___ SOURCE DATA ___

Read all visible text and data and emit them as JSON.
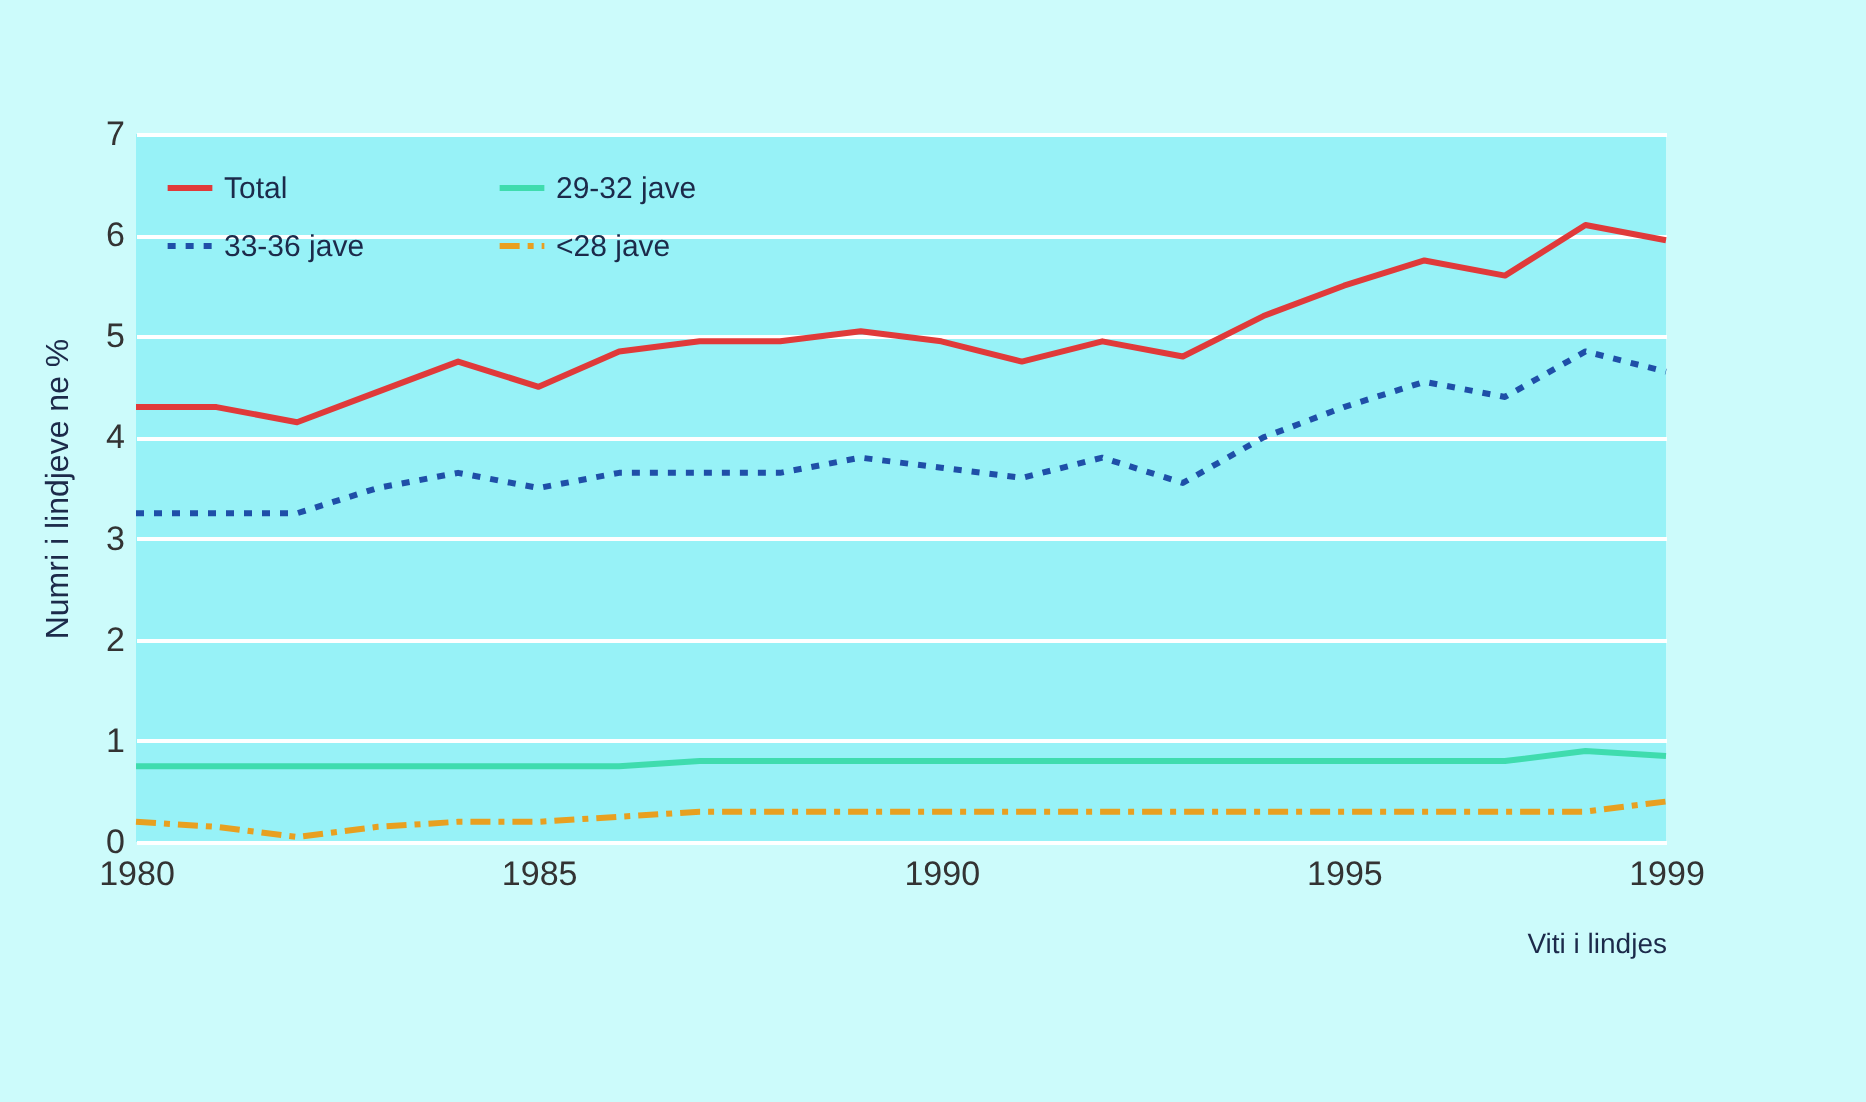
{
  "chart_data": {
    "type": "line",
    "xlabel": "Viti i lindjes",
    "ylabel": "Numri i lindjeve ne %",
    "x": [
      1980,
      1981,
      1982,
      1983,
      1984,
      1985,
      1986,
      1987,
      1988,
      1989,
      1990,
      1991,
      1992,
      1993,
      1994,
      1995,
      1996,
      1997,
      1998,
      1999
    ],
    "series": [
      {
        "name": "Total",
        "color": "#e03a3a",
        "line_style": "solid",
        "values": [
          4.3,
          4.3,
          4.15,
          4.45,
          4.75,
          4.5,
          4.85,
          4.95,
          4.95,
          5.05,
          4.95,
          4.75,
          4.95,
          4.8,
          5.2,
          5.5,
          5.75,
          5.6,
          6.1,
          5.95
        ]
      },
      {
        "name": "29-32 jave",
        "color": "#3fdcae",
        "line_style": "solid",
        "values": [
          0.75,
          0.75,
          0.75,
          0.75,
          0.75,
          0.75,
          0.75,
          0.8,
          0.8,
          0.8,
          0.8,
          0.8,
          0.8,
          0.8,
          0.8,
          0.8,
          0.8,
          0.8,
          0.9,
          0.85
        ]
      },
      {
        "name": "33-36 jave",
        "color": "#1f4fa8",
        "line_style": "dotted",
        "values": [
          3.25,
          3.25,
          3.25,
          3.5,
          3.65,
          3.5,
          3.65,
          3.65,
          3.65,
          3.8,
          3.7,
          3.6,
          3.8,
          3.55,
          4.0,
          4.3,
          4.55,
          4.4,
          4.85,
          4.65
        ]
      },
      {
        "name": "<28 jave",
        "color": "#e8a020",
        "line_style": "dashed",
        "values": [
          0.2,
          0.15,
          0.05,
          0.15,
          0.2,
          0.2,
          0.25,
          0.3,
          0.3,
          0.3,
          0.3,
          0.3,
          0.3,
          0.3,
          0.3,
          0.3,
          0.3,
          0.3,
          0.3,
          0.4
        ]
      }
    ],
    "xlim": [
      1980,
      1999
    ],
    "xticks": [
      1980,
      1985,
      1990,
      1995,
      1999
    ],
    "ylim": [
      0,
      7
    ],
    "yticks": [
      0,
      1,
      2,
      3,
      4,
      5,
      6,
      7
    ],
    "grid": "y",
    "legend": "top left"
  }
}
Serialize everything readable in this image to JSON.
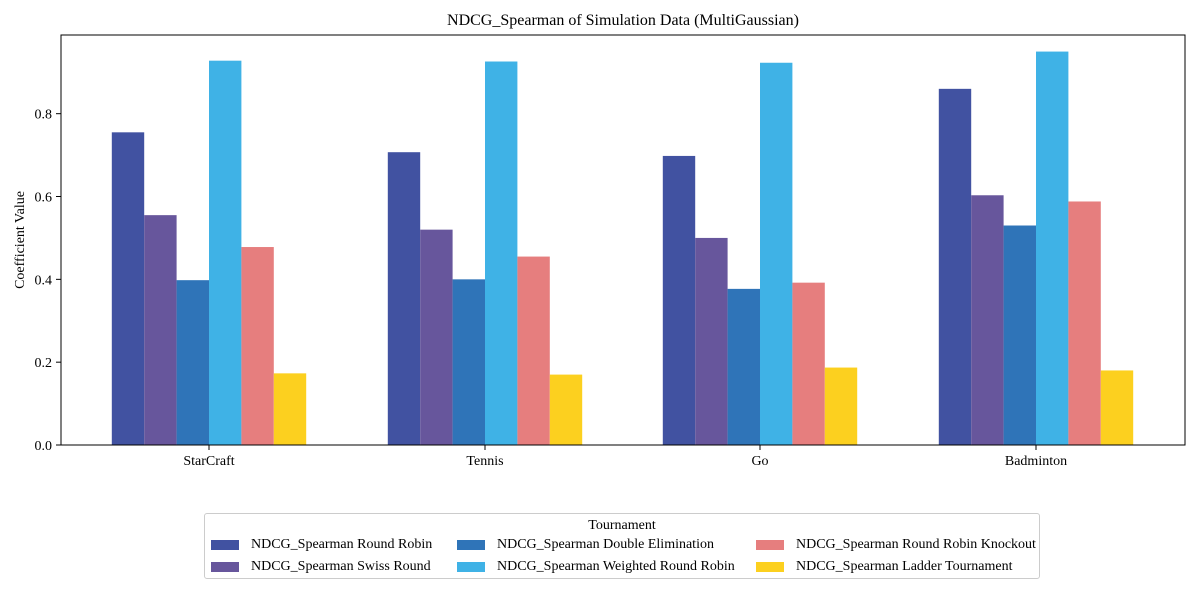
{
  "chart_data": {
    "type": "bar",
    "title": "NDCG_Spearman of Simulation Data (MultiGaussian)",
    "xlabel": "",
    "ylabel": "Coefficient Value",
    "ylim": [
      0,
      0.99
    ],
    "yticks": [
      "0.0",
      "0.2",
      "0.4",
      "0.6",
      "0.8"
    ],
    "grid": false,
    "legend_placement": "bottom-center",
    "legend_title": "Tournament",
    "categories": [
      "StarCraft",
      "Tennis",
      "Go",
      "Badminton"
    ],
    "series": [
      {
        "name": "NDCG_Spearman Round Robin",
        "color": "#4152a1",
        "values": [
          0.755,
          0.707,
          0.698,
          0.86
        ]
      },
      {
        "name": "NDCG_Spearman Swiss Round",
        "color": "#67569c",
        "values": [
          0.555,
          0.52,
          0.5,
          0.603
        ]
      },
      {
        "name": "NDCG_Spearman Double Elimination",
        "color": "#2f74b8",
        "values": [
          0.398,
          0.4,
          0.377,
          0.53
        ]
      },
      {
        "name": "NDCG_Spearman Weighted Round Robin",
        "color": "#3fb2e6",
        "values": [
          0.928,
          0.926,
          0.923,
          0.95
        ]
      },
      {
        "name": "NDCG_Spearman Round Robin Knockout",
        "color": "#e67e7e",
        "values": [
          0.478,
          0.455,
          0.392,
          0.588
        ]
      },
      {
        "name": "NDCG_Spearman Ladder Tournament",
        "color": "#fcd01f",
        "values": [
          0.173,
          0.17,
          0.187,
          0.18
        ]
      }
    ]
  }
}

___

#### [SHORT TASK]
Repeat all of the entries word for word, but omit the pictures.

#### [COMPLETED EXERCISE]
Read all visible text and data and emit them as JSON.
{
  "chart_data": {
    "type": "line",
    "xlabel": "Viti i lindjes",
    "ylabel": "Numri i lindjeve ne %",
    "x": [
      1980,
      1981,
      1982,
      1983,
      1984,
      1985,
      1986,
      1987,
      1988,
      1989,
      1990,
      1991,
      1992,
      1993,
      1994,
      1995,
      1996,
      1997,
      1998,
      1999
    ],
    "series": [
      {
        "name": "Total",
        "color": "#e03a3a",
        "line_style": "solid",
        "values": [
          4.3,
          4.3,
          4.15,
          4.45,
          4.75,
          4.5,
          4.85,
          4.95,
          4.95,
          5.05,
          4.95,
          4.75,
          4.95,
          4.8,
          5.2,
          5.5,
          5.75,
          5.6,
          6.1,
          5.95
        ]
      },
      {
        "name": "29-32 jave",
        "color": "#3fdcae",
        "line_style": "solid",
        "values": [
          0.75,
          0.75,
          0.75,
          0.75,
          0.75,
          0.75,
          0.75,
          0.8,
          0.8,
          0.8,
          0.8,
          0.8,
          0.8,
          0.8,
          0.8,
          0.8,
          0.8,
          0.8,
          0.9,
          0.85
        ]
      },
      {
        "name": "33-36 jave",
        "color": "#1f4fa8",
        "line_style": "dotted",
        "values": [
          3.25,
          3.25,
          3.25,
          3.5,
          3.65,
          3.5,
          3.65,
          3.65,
          3.65,
          3.8,
          3.7,
          3.6,
          3.8,
          3.55,
          4.0,
          4.3,
          4.55,
          4.4,
          4.85,
          4.65
        ]
      },
      {
        "name": "<28 jave",
        "color": "#e8a020",
        "line_style": "dashed",
        "values": [
          0.2,
          0.15,
          0.05,
          0.15,
          0.2,
          0.2,
          0.25,
          0.3,
          0.3,
          0.3,
          0.3,
          0.3,
          0.3,
          0.3,
          0.3,
          0.3,
          0.3,
          0.3,
          0.3,
          0.4
        ]
      }
    ],
    "xlim": [
      1980,
      1999
    ],
    "xticks": [
      1980,
      1985,
      1990,
      1995,
      1999
    ],
    "ylim": [
      0,
      7
    ],
    "yticks": [
      0,
      1,
      2,
      3,
      4,
      5,
      6,
      7
    ],
    "grid": "y",
    "legend": "top left"
  }
}
Serialize everything readable in this image to JSON.
{
  "chart_data": {
    "type": "bar",
    "title": "NDCG_Spearman of Simulation Data (MultiGaussian)",
    "xlabel": "",
    "ylabel": "Coefficient Value",
    "ylim": [
      0,
      0.99
    ],
    "yticks": [
      "0.0",
      "0.2",
      "0.4",
      "0.6",
      "0.8"
    ],
    "grid": false,
    "legend_placement": "bottom-center",
    "legend_title": "Tournament",
    "categories": [
      "StarCraft",
      "Tennis",
      "Go",
      "Badminton"
    ],
    "series": [
      {
        "name": "NDCG_Spearman Round Robin",
        "color": "#4152a1",
        "values": [
          0.755,
          0.707,
          0.698,
          0.86
        ]
      },
      {
        "name": "NDCG_Spearman Swiss Round",
        "color": "#67569c",
        "values": [
          0.555,
          0.52,
          0.5,
          0.603
        ]
      },
      {
        "name": "NDCG_Spearman Double Elimination",
        "color": "#2f74b8",
        "values": [
          0.398,
          0.4,
          0.377,
          0.53
        ]
      },
      {
        "name": "NDCG_Spearman Weighted Round Robin",
        "color": "#3fb2e6",
        "values": [
          0.928,
          0.926,
          0.923,
          0.95
        ]
      },
      {
        "name": "NDCG_Spearman Round Robin Knockout",
        "color": "#e67e7e",
        "values": [
          0.478,
          0.455,
          0.392,
          0.588
        ]
      },
      {
        "name": "NDCG_Spearman Ladder Tournament",
        "color": "#fcd01f",
        "values": [
          0.173,
          0.17,
          0.187,
          0.18
        ]
      }
    ]
  }
}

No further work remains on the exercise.